WORK TO COMPLETE: Read through the entries below and return each line with the word "American".

DATA FOR THIS TASK:
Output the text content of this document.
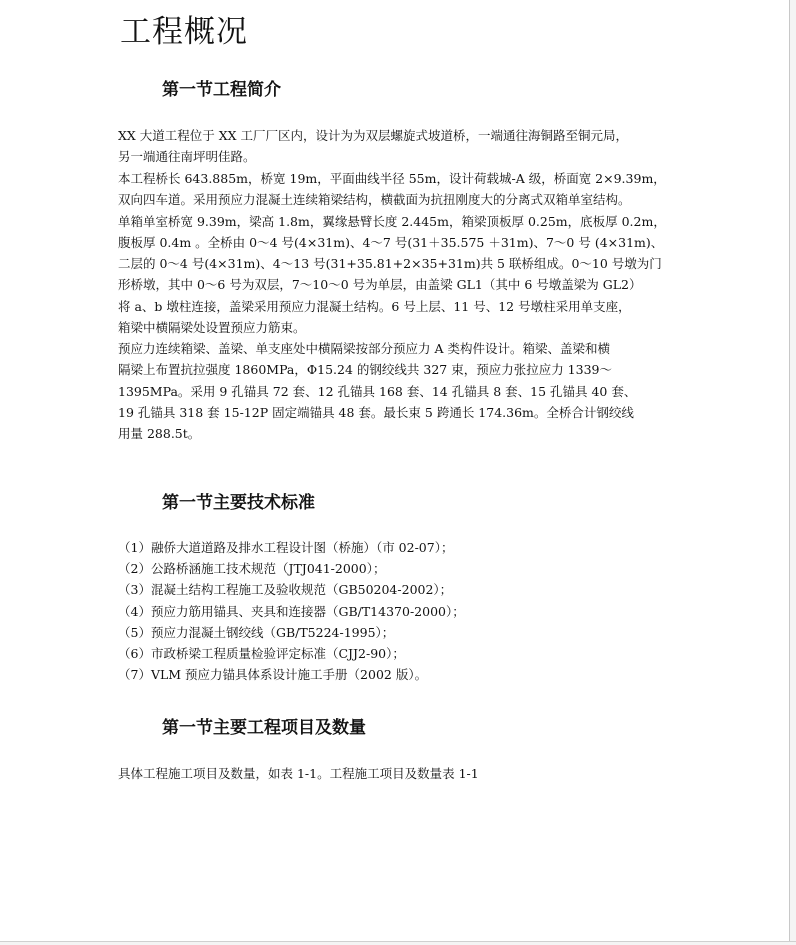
工程概况
第一节工程简介
XX 大道工程位于 XX 工厂厂区内，设计为为双层螺旋式坡道桥，一端通往海铜路至铜元局，
另一端通往南坪明佳路。
本工程桥长 643.885m，桥宽 19m，平面曲线半径 55m，设计荷载城-A 级，桥面宽 2×9.39m，
双向四车道。采用预应力混凝土连续箱梁结构，横截面为抗扭刚度大的分离式双箱单室结构。
单箱单室桥宽 9.39m，梁高 1.8m，翼缘悬臂长度 2.445m，箱梁顶板厚 0.25m，底板厚 0.2m，
腹板厚 0.4m 。全桥由 0～4 号(4×31m)、4～7 号(31＋35.575 ＋31m)、7～0 号 (4×31m)、
二层的 0～4 号(4×31m)、4～13 号(31+35.81+2×35+31m)共 5 联桥组成。0～10 号墩为门
形桥墩，其中 0～6 号为双层，7～10～0 号为单层，由盖梁 GL1（其中 6 号墩盖梁为 GL2）
将 a、b 墩柱连接，盖梁采用预应力混凝土结构。6 号上层、11 号、12 号墩柱采用单支座，
箱梁中横隔梁处设置预应力筋束。
预应力连续箱梁、盖梁、单支座处中横隔梁按部分预应力 A 类构件设计。箱梁、盖梁和横
隔梁上布置抗拉强度 1860MPa，Φ15.24 的钢绞线共 327 束，预应力张拉应力 1339～
1395MPa。采用 9 孔锚具 72 套、12 孔锚具 168 套、14 孔锚具 8 套、15 孔锚具 40 套、
19 孔锚具 318 套 15-12P 固定端锚具 48 套。最长束 5 跨通长 174.36m。全桥合计钢绞线
用量 288.5t。
第一节主要技术标准
（1）融侨大道道路及排水工程设计图（桥施）（市 02-07）；
（2）公路桥涵施工技术规范（JTJ041-2000）；
（3）混凝土结构工程施工及验收规范（GB50204-2002）；
（4）预应力筋用锚具、夹具和连接器（GB/T14370-2000）；
（5）预应力混凝土钢绞线（GB/T5224-1995）；
（6）市政桥梁工程质量检验评定标准（CJJ2-90）；
（7）VLM 预应力锚具体系设计施工手册（2002 版）。
第一节主要工程项目及数量
具体工程施工项目及数量，如表 1-1。工程施工项目及数量表 1-1
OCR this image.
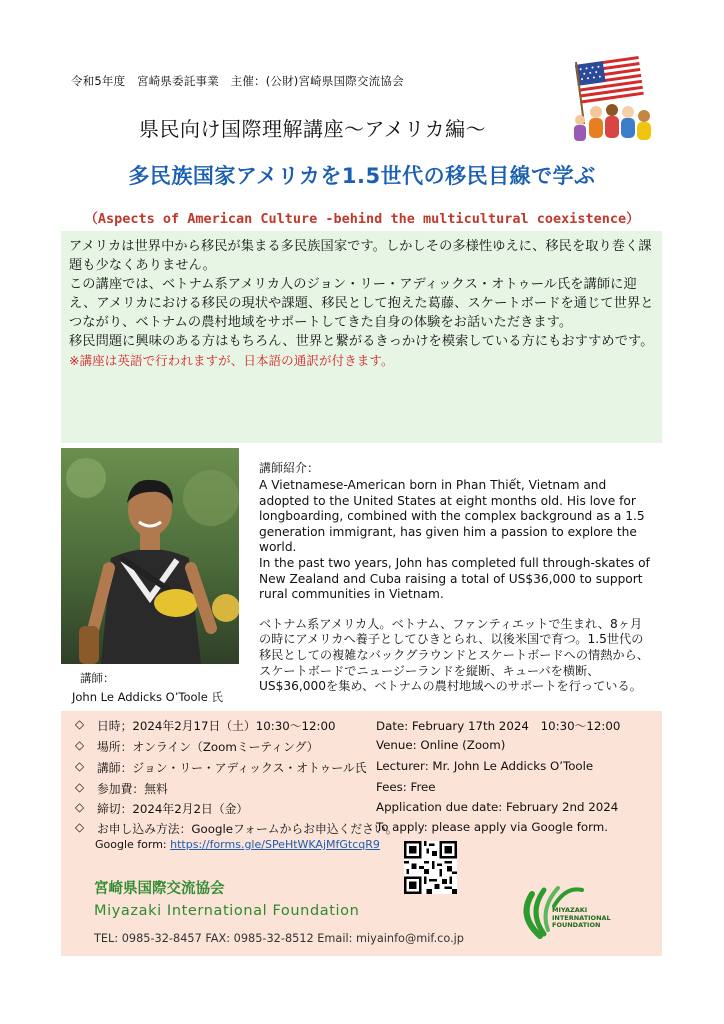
令和5年度　宮崎県委託事業　主催：(公財)宮崎県国際交流協会
県民向け国際理解講座～アメリカ編～
多民族国家アメリカを1.5世代の移民目線で学ぶ
（Aspects of American Culture -behind the multicultural coexistence）

アメリカは世界中から移民が集まる多民族国家です。しかしその多様性ゆえに、移民を取り巻く課題も少なくありません。

この講座では、ベトナム系アメリカ人のジョン・リー・アディックス・オトゥール氏を講師に迎え、アメリカにおける移民の現状や課題、移民として抱えた葛藤、スケートボードを通じて世界とつながり、ベトナムの農村地域をサポートしてきた自身の体験をお話いただきます。

移民問題に興味のある方はもちろん、世界と繋がるきっかけを模索している方にもおすすめです。

※講座は英語で行われますが、日本語の通訳が付きます。

講師：
John Le Addicks O’Toole 氏
講師紹介：
A Vietnamese-American born in Phan Thiết, Vietnam and adopted to the United States at eight months old. His love for longboarding, combined with the complex background as a 1.5 generation immigrant, has given him a passion to explore the world.
In the past two years, John has completed full through-skates of New Zealand and Cuba raising a total of US$36,000 to support rural communities in Vietnam.
ベトナム系アメリカ人。ベトナム、ファンティエットで生まれ、8ヶ月の時にアメリカへ養子としてひきとられ、以後米国で育つ。1.5世代の移民としての複雑なバックグラウンドとスケートボードへの情熱から、スケートボードでニュージーランドを縦断、キューバを横断、US$36,000を集め、ベトナムの農村地域へのサポートを行っている。
◇	日時；2024年2月17日（土）10:30～12:00	Date: February 17th 2024　10:30～12:00
◇	場所：オンライン（Zoomミーティング）	Venue: Online (Zoom)
◇	講師：ジョン・リー・アディックス・オトゥール氏 Lecturer: Mr. John Le Addicks O’Toole
◇	参加費：無料	Fees: Free
◇	締切：2024年2月2日（金）	Application due date: February 2nd 2024
◇	お申し込み方法：Googleフォームからお申込ください。
To apply: please apply via Google form.
Google form: https://forms.gle/SPeHtWKAjMfGtcqR9
宮崎県国際交流協会
Miyazaki International Foundation
TEL: 0985-32-8457 FAX: 0985-32-8512 Email: miyainfo@mif.co.jp
MIYAZAKI
INTERNATIONAL
FOUNDATION
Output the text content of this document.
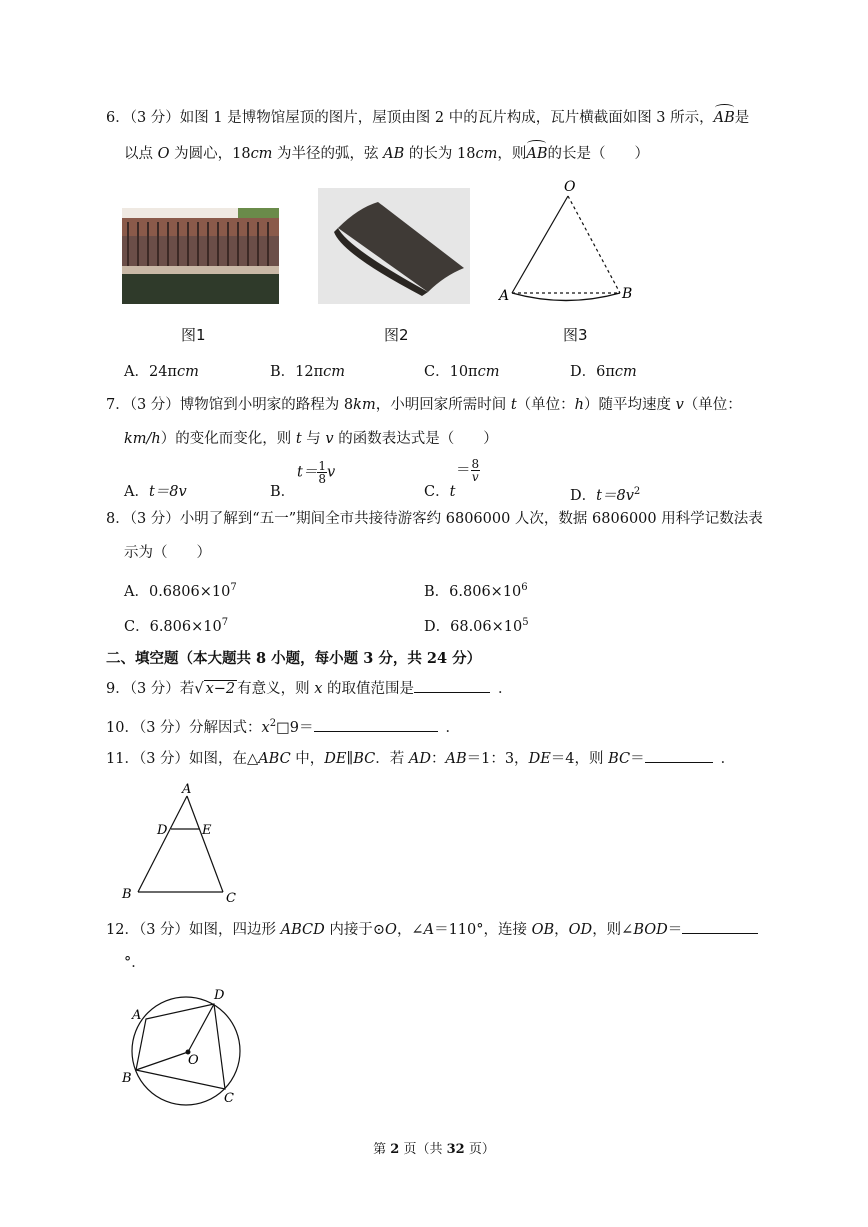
6．（3 分）如图 1 是博物馆屋顶的图片，屋顶由图 2 中的瓦片构成，瓦片横截面如图 3 所示，AB是
以点 O 为圆心，18cm 为半径的弧，弦 AB 的长为 18cm，则AB的长是（　　）
图1	图2
O
A	B
图3
A．24πcm	B．12πcm	C．10πcm	D．6πcm
7．（3 分）博物馆到小明家的路程为 8km，小明回家所需时间 t（单位：h）随平均速度 v（单位：
km/h）的变化而变化，则 t 与 v 的函数表达式是（　　）
A．t＝8v	B．
$t= \frac{1}{8}$ v
C．t
＝ $\frac{8}{v}$
D．$t=8v^2$
8．（3 分）小明了解到“五一”期间全市共接待游客约 6806000 人次，数据 6806000 用科学记数法表
示为（　　）
A．$0.6806\times 10^7$	B．$6.806\times 10^6$
C．$6.806\times 10^7$	D．$68.06\times 10^5$
二、填空题（本大题共 8 小题，每小题 3 分，共 24 分）
9．（3 分）若√ x−2 有意义，则 x 的取值范围是	．
10．（3 分）分解因式：$x^2□9=$	．
11．（3 分）如图，在△ABC 中，DE∥BC．若 AD：AB＝1：3，DE＝4，则 BC＝	．
A
D	E
B	C
12．（3 分）如图，四边形 ABCD 内接于⊙O，∠A＝110°，连接 OB，OD，则∠BOD＝
°．
A
D
B
C
O
第 2 页（共 32 页）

ANSWER BELOW:
（Aspects of American Culture -behind the multicultural coexistence）
A Vietnamese-American born in Phan Thiết, Vietnam and adopted to the United States at eight months old. His love for longboarding, combined with the complex background as a 1.5 generation immigrant, has given him a passion to explore the world.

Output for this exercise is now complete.